June 29, 2009

How to grill corn on the cob

Grilledcorn

We've adored grilled corn on the cob since our grandfathers used to cook it over hot coals in a half barrel every labor day.

It was just this year that we finally tried it ourselves.

The delicious smokiness took us right back. And tasted like summer epitomized.

Here's how you do it

Soak your corn cobs (still in husks) in a bowl of water for 1 to 3 hours. (Really, there's no need to shuck silk and twine husks together as some recipes advocate.) Place on grill at low heat, turning often, like hot dogs. To evenly cook, make sure to keep on grill for 20 to 30 minutes.

Shuck, slather with your choice of toppings and enjoy.

June 22, 2009

Carrot ginger soup

Carrotgingersoup

This is our new favorite soup. We made it for the first time last night and couldn't stop raving about it (modest, aren't we?) This soup. This soup! It's an amazing combination of butter, white wine, lemon juice, carrots, lots and lots of ginger, and other things too.

It can be served hot or cold. It's zesty and complicated and comforting. And it's pretty inexpensive to make a big vat. The only drawback is that there's some chopping to be done. But it's worth it. It's WAY worth it.

Here's what you need and how you do it

6 Tablespoons butter or margarine
1 large onion
1/4 cup fresh ginger, minced
3 cloves garlic, minced
3 to 4 cups chicken or veggie stock
1 cup dry white wine
1/2 cup milk or cream (optional)
1 pound carrots (we used four big ones), peeled and chopped
2 Tablespoons fresh lemon juice
1 Tablespoon curry powder
Salt and black pepper to taste
Fresh parsley or chives for garnish

Melt butter in soup pot. Add onion, ginger and garlic and sauté for 15 to 20 minutes.

*Stored rows*:
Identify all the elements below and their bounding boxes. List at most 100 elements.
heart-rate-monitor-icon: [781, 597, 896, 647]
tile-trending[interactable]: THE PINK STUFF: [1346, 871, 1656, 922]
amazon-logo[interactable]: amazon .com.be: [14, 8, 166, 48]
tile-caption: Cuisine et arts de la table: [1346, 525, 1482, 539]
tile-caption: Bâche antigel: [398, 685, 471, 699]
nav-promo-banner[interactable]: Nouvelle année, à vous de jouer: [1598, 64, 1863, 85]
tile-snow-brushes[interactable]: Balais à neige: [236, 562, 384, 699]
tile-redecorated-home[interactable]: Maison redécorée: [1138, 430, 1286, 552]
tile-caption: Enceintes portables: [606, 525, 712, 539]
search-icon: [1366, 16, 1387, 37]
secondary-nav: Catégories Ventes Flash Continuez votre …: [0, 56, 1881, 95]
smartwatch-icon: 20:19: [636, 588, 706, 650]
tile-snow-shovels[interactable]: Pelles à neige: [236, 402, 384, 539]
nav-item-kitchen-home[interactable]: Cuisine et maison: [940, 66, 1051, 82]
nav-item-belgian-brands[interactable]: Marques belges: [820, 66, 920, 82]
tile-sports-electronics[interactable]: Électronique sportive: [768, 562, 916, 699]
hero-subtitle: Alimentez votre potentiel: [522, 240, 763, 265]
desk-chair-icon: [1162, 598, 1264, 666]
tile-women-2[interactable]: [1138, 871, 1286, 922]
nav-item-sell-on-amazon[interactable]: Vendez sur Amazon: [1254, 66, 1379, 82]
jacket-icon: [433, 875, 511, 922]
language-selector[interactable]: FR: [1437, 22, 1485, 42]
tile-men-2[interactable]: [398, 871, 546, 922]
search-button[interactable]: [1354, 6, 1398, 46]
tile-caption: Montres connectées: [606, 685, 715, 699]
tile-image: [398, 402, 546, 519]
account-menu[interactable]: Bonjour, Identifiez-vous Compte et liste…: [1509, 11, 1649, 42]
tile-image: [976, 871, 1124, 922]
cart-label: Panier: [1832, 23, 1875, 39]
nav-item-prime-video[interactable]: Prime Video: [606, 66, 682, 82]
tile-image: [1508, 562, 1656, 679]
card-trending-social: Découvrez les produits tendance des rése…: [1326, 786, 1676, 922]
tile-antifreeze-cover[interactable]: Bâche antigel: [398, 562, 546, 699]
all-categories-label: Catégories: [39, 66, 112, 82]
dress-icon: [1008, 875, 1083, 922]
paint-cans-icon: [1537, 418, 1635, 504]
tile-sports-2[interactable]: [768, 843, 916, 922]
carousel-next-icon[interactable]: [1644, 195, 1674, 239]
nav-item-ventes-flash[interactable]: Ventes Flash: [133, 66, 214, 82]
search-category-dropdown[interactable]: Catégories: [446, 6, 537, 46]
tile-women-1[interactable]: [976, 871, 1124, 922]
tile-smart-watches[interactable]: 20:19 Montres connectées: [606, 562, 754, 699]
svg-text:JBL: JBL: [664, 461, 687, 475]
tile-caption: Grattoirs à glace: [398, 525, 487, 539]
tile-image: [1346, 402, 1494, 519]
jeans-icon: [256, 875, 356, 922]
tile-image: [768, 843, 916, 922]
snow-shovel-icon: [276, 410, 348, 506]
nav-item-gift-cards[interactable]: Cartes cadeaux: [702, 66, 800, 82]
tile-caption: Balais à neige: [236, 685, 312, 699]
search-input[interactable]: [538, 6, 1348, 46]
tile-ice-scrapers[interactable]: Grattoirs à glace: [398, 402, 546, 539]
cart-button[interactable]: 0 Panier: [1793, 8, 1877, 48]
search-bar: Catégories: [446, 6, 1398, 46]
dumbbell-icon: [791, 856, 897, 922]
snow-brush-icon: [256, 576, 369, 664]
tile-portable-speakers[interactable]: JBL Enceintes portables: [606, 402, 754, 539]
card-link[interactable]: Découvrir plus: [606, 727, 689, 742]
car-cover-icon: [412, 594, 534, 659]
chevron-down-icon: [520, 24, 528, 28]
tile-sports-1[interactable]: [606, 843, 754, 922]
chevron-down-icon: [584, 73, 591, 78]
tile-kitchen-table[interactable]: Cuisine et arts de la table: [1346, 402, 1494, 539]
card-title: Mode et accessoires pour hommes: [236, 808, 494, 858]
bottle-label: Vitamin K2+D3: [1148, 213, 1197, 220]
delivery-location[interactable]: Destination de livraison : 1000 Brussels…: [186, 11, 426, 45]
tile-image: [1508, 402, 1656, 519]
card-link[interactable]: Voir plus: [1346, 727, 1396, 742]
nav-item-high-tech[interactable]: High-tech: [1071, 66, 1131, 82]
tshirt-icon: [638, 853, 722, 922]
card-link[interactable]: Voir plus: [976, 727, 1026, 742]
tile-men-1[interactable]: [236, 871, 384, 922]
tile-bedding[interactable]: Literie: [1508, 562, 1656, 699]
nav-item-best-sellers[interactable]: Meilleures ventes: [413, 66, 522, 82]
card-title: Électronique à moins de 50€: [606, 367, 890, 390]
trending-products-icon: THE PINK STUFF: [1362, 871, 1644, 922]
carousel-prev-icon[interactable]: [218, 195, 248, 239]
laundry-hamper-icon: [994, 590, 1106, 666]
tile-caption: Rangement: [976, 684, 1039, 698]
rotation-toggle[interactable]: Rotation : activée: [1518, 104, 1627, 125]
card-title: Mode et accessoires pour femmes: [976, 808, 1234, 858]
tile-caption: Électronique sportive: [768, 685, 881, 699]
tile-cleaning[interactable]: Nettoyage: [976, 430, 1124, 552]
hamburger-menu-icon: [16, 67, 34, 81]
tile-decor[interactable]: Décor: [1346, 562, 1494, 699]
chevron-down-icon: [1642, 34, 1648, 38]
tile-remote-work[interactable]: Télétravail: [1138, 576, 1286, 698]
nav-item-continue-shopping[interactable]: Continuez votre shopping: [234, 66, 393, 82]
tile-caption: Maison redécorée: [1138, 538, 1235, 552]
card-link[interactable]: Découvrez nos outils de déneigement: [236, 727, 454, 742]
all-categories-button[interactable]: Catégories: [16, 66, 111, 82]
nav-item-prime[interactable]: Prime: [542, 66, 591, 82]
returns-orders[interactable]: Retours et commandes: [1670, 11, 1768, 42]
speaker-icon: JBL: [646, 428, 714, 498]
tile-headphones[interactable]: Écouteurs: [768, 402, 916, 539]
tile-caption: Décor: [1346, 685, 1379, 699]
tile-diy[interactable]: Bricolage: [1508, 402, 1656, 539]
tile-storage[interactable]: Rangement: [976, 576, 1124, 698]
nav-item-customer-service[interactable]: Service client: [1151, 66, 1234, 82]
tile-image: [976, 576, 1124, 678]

*Problem to solve*:
According to the recipe page, how long should the corn cobs soak in water before grilling? Please answer briefly. The records come from a separate source.

*Complete response*:
1 to 3 hours, still in their husks.